Data in this exercise:
**********

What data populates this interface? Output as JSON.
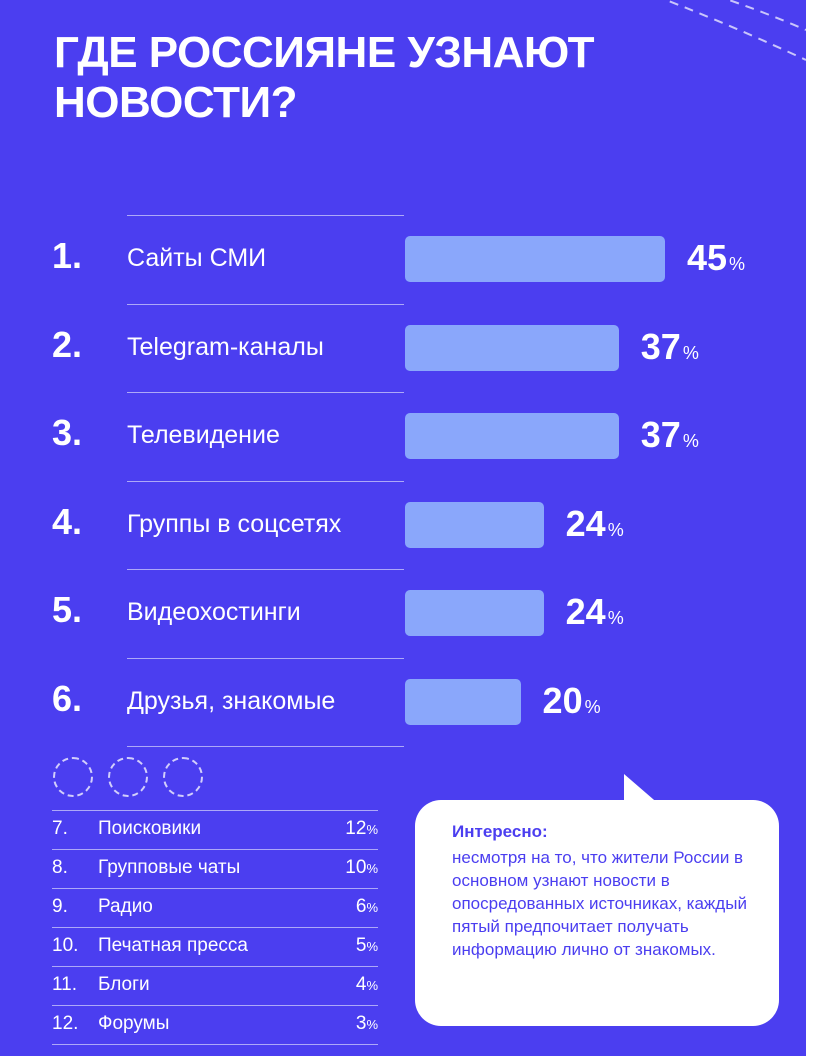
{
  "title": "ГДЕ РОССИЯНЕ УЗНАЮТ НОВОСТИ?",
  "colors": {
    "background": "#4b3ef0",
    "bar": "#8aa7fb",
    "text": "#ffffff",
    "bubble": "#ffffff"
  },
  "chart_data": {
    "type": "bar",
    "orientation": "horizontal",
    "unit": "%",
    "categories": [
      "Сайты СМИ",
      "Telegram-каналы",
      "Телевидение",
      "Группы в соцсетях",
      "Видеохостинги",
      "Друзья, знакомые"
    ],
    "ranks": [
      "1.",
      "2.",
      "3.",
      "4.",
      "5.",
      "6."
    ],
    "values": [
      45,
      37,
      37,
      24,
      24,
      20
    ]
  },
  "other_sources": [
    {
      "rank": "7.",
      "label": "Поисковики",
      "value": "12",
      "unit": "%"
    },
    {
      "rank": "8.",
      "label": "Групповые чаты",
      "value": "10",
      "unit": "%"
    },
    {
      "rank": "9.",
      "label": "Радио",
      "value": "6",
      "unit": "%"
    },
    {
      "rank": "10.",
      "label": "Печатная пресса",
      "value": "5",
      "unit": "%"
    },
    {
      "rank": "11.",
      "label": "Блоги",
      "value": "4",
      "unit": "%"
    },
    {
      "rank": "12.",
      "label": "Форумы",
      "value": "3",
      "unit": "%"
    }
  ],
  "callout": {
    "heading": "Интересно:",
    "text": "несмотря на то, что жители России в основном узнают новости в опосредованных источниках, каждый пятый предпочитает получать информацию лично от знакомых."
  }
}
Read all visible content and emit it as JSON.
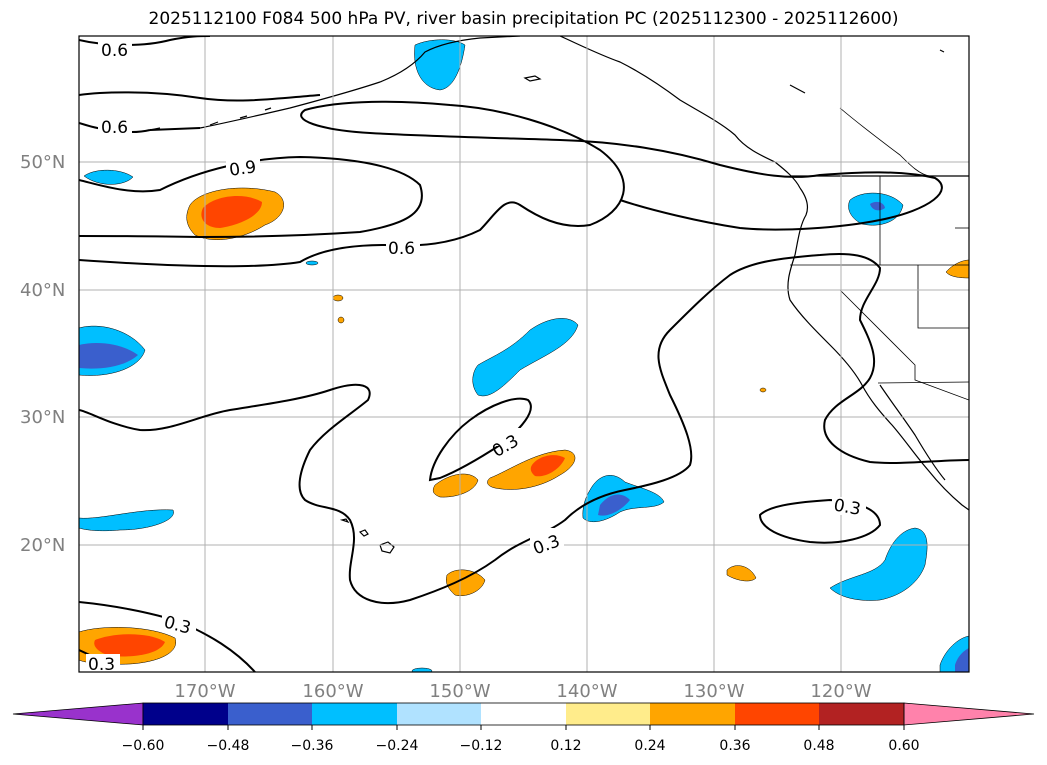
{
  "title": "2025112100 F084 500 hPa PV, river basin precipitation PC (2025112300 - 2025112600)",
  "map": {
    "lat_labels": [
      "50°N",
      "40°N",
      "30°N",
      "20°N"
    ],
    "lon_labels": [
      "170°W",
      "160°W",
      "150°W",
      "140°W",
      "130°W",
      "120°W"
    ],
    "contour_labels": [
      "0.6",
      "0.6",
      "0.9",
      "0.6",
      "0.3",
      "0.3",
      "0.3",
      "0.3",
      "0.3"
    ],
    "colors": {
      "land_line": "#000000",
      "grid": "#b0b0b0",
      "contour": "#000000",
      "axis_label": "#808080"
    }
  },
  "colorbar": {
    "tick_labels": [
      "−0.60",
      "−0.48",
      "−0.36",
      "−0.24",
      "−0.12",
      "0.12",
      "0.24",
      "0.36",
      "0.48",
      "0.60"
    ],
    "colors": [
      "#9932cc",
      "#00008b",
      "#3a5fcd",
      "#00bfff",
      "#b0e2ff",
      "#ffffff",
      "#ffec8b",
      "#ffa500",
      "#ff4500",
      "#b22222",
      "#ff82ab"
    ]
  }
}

**********

Short exercise: Using the listing above, show each line holding the string "text".

Output for this task:
    "text": "#ffffff",
    "text": "несмотря на то, что жители России в основном узнают новости в опосредованных источниках, каждый пятый предпочитает получать информацию лично от знакомых."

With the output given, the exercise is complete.